DATA SECTION start

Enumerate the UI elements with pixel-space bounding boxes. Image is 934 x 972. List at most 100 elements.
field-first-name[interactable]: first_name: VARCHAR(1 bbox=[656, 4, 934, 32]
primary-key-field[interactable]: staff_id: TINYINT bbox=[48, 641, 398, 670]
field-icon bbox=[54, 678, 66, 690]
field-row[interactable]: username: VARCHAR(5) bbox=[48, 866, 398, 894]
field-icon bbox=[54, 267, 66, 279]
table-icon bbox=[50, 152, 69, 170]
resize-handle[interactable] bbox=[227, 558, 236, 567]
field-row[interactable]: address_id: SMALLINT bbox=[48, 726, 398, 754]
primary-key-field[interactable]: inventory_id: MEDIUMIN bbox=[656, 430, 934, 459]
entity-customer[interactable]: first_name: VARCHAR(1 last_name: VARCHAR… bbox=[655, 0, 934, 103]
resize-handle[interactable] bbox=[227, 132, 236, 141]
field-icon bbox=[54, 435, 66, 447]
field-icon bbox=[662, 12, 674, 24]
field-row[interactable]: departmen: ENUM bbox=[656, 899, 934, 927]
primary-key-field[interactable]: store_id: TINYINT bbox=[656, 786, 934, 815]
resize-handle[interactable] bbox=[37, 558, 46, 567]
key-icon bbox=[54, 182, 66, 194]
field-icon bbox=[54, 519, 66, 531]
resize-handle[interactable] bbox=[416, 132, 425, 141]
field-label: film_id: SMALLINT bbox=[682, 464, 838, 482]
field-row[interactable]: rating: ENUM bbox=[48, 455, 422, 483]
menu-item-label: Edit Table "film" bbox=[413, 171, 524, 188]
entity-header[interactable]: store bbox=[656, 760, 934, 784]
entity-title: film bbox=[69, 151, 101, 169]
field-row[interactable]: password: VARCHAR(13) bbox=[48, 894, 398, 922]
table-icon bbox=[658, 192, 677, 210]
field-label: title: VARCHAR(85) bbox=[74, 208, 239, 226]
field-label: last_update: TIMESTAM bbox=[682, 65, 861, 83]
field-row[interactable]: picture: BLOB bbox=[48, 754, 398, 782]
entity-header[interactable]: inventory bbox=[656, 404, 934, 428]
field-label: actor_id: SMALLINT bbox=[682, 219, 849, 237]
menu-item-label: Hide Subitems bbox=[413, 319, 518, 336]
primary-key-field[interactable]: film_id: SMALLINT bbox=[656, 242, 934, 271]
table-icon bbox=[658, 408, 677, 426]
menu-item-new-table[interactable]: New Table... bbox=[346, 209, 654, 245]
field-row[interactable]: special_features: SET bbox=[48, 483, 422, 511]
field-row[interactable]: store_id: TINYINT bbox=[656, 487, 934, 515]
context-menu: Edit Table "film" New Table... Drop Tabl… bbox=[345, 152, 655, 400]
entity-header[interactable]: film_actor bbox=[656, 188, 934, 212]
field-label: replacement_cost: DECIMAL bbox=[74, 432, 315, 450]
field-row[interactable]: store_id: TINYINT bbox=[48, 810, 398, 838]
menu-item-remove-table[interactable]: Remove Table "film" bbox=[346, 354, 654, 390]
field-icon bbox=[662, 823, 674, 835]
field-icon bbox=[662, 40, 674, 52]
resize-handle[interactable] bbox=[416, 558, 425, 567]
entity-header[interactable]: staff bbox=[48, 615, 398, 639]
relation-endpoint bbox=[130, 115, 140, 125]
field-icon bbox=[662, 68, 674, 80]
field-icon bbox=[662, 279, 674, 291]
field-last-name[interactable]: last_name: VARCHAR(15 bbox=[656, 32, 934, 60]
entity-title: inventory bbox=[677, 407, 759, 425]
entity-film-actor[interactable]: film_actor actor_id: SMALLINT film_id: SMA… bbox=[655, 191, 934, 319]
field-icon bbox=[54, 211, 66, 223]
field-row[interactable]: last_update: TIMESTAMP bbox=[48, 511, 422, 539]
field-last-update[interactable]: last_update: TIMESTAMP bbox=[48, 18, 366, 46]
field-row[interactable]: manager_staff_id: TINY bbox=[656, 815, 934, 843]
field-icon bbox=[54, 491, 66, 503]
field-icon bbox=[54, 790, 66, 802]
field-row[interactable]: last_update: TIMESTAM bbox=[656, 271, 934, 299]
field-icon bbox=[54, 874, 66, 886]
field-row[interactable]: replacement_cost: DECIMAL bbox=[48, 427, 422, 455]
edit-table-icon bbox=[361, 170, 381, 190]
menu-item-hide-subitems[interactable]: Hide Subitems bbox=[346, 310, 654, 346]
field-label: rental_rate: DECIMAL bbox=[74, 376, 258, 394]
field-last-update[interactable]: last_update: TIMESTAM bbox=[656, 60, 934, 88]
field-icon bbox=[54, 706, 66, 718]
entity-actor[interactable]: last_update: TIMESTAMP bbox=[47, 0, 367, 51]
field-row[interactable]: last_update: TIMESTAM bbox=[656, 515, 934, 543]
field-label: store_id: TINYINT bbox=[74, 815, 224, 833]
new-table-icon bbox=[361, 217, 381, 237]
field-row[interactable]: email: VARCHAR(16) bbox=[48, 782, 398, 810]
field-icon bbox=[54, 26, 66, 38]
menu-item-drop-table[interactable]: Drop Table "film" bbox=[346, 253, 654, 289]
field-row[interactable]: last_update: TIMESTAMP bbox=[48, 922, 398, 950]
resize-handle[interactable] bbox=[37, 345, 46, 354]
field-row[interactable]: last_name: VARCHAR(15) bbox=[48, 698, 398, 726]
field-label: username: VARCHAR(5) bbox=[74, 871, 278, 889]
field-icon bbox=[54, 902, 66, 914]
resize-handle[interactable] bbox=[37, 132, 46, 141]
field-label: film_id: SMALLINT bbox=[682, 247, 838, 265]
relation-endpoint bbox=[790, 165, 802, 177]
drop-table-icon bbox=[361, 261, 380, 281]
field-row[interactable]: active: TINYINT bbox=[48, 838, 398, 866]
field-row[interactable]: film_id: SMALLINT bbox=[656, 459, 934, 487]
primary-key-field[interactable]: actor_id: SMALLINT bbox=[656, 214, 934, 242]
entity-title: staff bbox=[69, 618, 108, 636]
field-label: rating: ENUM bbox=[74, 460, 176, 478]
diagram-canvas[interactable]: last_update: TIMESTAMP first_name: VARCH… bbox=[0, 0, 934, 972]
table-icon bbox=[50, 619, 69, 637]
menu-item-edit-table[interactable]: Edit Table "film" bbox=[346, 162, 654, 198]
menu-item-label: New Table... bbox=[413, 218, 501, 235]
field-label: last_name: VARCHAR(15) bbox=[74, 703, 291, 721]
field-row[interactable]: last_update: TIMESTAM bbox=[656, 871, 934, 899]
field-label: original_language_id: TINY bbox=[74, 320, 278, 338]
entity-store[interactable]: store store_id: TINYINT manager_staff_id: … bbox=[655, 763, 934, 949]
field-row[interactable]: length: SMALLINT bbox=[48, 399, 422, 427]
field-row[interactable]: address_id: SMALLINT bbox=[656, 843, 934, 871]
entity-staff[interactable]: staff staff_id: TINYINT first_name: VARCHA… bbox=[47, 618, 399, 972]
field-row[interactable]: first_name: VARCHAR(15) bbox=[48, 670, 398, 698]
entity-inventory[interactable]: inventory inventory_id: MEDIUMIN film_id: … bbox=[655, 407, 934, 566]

DATA SECTION end

### [PROBLEM DESCRIPTION]
Recast every line of the listing above as a Markdown table with two columns, Row and Entry, where Row holds each line's number and Entry holds the line itself, omitting any blank lines.

### [RESULT]
| Row | Entry |
|---|---|
| 1 | Enumerate the UI elements with pixel-space bounding boxes. Image is 934 x 972. List at most 100 elements. |
| 2 | field-first-name[interactable]: first_name: VARCHAR(1 bbox=[656, 4, 934, 32] |
| 3 | primary-key-field[interactable]: staff_id: TINYINT bbox=[48, 641, 398, 670] |
| 4 | field-icon bbox=[54, 678, 66, 690] |
| 5 | field-row[interactable]: username: VARCHAR(5) bbox=[48, 866, 398, 894] |
| 6 | field-icon bbox=[54, 267, 66, 279] |
| 7 | table-icon bbox=[50, 152, 69, 170] |
| 8 | resize-handle[interactable] bbox=[227, 558, 236, 567] |
| 9 | field-row[interactable]: address_id: SMALLINT bbox=[48, 726, 398, 754] |
| 10 | primary-key-field[interactable]: inventory_id: MEDIUMIN bbox=[656, 430, 934, 459] |
| 11 | entity-customer[interactable]: first_name: VARCHAR(1 last_name: VARCHAR… bbox=[655, 0, 934, 103] |
| 12 | resize-handle[interactable] bbox=[227, 132, 236, 141] |
| 13 | field-icon bbox=[54, 435, 66, 447] |
| 14 | field-icon bbox=[662, 12, 674, 24] |
| 15 | field-row[interactable]: departmen: ENUM bbox=[656, 899, 934, 927] |
| 16 | primary-key-field[interactable]: store_id: TINYINT bbox=[656, 786, 934, 815] |
| 17 | resize-handle[interactable] bbox=[37, 558, 46, 567] |
| 18 | key-icon bbox=[54, 182, 66, 194] |
| 19 | field-icon bbox=[54, 519, 66, 531] |
| 20 | resize-handle[interactable] bbox=[416, 132, 425, 141] |
| 21 | field-label: film_id: SMALLINT bbox=[682, 464, 838, 482] |
| 22 | field-row[interactable]: rating: ENUM bbox=[48, 455, 422, 483] |
| 23 | menu-item-label: Edit Table "film" bbox=[413, 171, 524, 188] |
| 24 | entity-header[interactable]: store bbox=[656, 760, 934, 784] |
| 25 | entity-title: film bbox=[69, 151, 101, 169] |
| 26 | field-row[interactable]: password: VARCHAR(13) bbox=[48, 894, 398, 922] |
| 27 | table-icon bbox=[658, 192, 677, 210] |
| 28 | field-label: title: VARCHAR(85) bbox=[74, 208, 239, 226] |
| 29 | field-label: last_update: TIMESTAM bbox=[682, 65, 861, 83] |
| 30 | field-row[interactable]: picture: BLOB bbox=[48, 754, 398, 782] |
| 31 | entity-header[interactable]: inventory bbox=[656, 404, 934, 428] |
| 32 | field-label: actor_id: SMALLINT bbox=[682, 219, 849, 237] |
| 33 | menu-item-label: Hide Subitems bbox=[413, 319, 518, 336] |
| 34 | primary-key-field[interactable]: film_id: SMALLINT bbox=[656, 242, 934, 271] |
| 35 | table-icon bbox=[658, 408, 677, 426] |
| 36 | menu-item-new-table[interactable]: New Table... bbox=[346, 209, 654, 245] |
| 37 | field-row[interactable]: special_features: SET bbox=[48, 483, 422, 511] |
| 38 | field-row[interactable]: store_id: TINYINT bbox=[656, 487, 934, 515] |
| 39 | context-menu: Edit Table "film" New Table... Drop Tabl… bbox=[345, 152, 655, 400] |
| 40 | entity-header[interactable]: film_actor bbox=[656, 188, 934, 212] |
| 41 | field-label: replacement_cost: DECIMAL bbox=[74, 432, 315, 450] |
| 42 | field-row[interactable]: store_id: TINYINT bbox=[48, 810, 398, 838] |
| 43 | menu-item-remove-table[interactable]: Remove Table "film" bbox=[346, 354, 654, 390] |
| 44 | field-icon bbox=[662, 823, 674, 835] |
| 45 | field-icon bbox=[662, 40, 674, 52] |
| 46 | resize-handle[interactable] bbox=[416, 558, 425, 567] |
| 47 | entity-header[interactable]: staff bbox=[48, 615, 398, 639] |
| 48 | relation-endpoint bbox=[130, 115, 140, 125] |
| 49 | field-icon bbox=[662, 68, 674, 80] |
| 50 | field-icon bbox=[662, 279, 674, 291] |
| 51 | field-last-name[interactable]: last_name: VARCHAR(15 bbox=[656, 32, 934, 60] |
| 52 | entity-title: inventory bbox=[677, 407, 759, 425] |
| 53 | entity-film-actor[interactable]: film_actor actor_id: SMALLINT film_id: SMA… bbox=[655, 191, 934, 319] |
| 54 | field-icon bbox=[54, 211, 66, 223] |
| 55 | field-row[interactable]: last_update: TIMESTAMP bbox=[48, 511, 422, 539] |
| 56 | field-last-update[interactable]: last_update: TIMESTAMP bbox=[48, 18, 366, 46] |
| 57 | field-row[interactable]: manager_staff_id: TINY bbox=[656, 815, 934, 843] |
| 58 | field-icon bbox=[54, 491, 66, 503] |
| 59 | field-icon bbox=[54, 790, 66, 802] |
| 60 | field-row[interactable]: last_update: TIMESTAM bbox=[656, 271, 934, 299] |
| 61 | field-icon bbox=[54, 874, 66, 886] |
| 62 | field-row[interactable]: replacement_cost: DECIMAL bbox=[48, 427, 422, 455] |
| 63 | edit-table-icon bbox=[361, 170, 381, 190] |
| 64 | menu-item-hide-subitems[interactable]: Hide Subitems bbox=[346, 310, 654, 346] |
| 65 | field-label: rental_rate: DECIMAL bbox=[74, 376, 258, 394] |
| 66 | field-last-update[interactable]: last_update: TIMESTAM bbox=[656, 60, 934, 88] |
| 67 | field-icon bbox=[54, 706, 66, 718] |
| 68 | entity-actor[interactable]: last_update: TIMESTAMP bbox=[47, 0, 367, 51] |
| 69 | field-row[interactable]: last_update: TIMESTAM bbox=[656, 515, 934, 543] |
| 70 | field-label: store_id: TINYINT bbox=[74, 815, 224, 833] |
| 71 | new-table-icon bbox=[361, 217, 381, 237] |
| 72 | field-row[interactable]: email: VARCHAR(16) bbox=[48, 782, 398, 810] |
| 73 | field-icon bbox=[54, 26, 66, 38] |
| 74 | menu-item-drop-table[interactable]: Drop Table "film" bbox=[346, 253, 654, 289] |
| 75 | field-row[interactable]: last_update: TIMESTAMP bbox=[48, 922, 398, 950] |
| 76 | resize-handle[interactable] bbox=[37, 345, 46, 354] |
| 77 | field-row[interactable]: last_name: VARCHAR(15) bbox=[48, 698, 398, 726] |
| 78 | field-label: username: VARCHAR(5) bbox=[74, 871, 278, 889] |
| 79 | field-icon bbox=[54, 902, 66, 914] |
| 80 | resize-handle[interactable] bbox=[37, 132, 46, 141] |
| 81 | field-label: film_id: SMALLINT bbox=[682, 247, 838, 265] |
| 82 | relation-endpoint bbox=[790, 165, 802, 177] |
| 83 | drop-table-icon bbox=[361, 261, 380, 281] |
| 84 | field-row[interactable]: active: TINYINT bbox=[48, 838, 398, 866] |
| 85 | field-row[interactable]: film_id: SMALLINT bbox=[656, 459, 934, 487] |
| 86 | primary-key-field[interactable]: actor_id: SMALLINT bbox=[656, 214, 934, 242] |
| 87 | entity-title: staff bbox=[69, 618, 108, 636] |
| 88 | field-label: rating: ENUM bbox=[74, 460, 176, 478] |
| 89 | diagram-canvas[interactable]: last_update: TIMESTAMP first_name: VARCH… bbox=[0, 0, 934, 972] |
| 90 | table-icon bbox=[50, 619, 69, 637] |
| 91 | menu-item-edit-table[interactable]: Edit Table "film" bbox=[346, 162, 654, 198] |
| 92 | menu-item-label: New Table... bbox=[413, 218, 501, 235] |
| 93 | field-label: last_name: VARCHAR(15) bbox=[74, 703, 291, 721] |
| 94 | field-row[interactable]: last_update: TIMESTAM bbox=[656, 871, 934, 899] |
| 95 | field-label: original_language_id: TINY bbox=[74, 320, 278, 338] |
| 96 | entity-store[interactable]: store store_id: TINYINT manager_staff_id: … bbox=[655, 763, 934, 949] |
| 97 | field-row[interactable]: length: SMALLINT bbox=[48, 399, 422, 427] |
| 98 | field-row[interactable]: address_id: SMALLINT bbox=[656, 843, 934, 871] |
| 99 | entity-staff[interactable]: staff staff_id: TINYINT first_name: VARCHA… bbox=[47, 618, 399, 972] |
| 100 | field-row[interactable]: first_name: VARCHAR(15) bbox=[48, 670, 398, 698] |
| 101 | entity-inventory[interactable]: inventory inventory_id: MEDIUMIN film_id: … bbox=[655, 407, 934, 566] |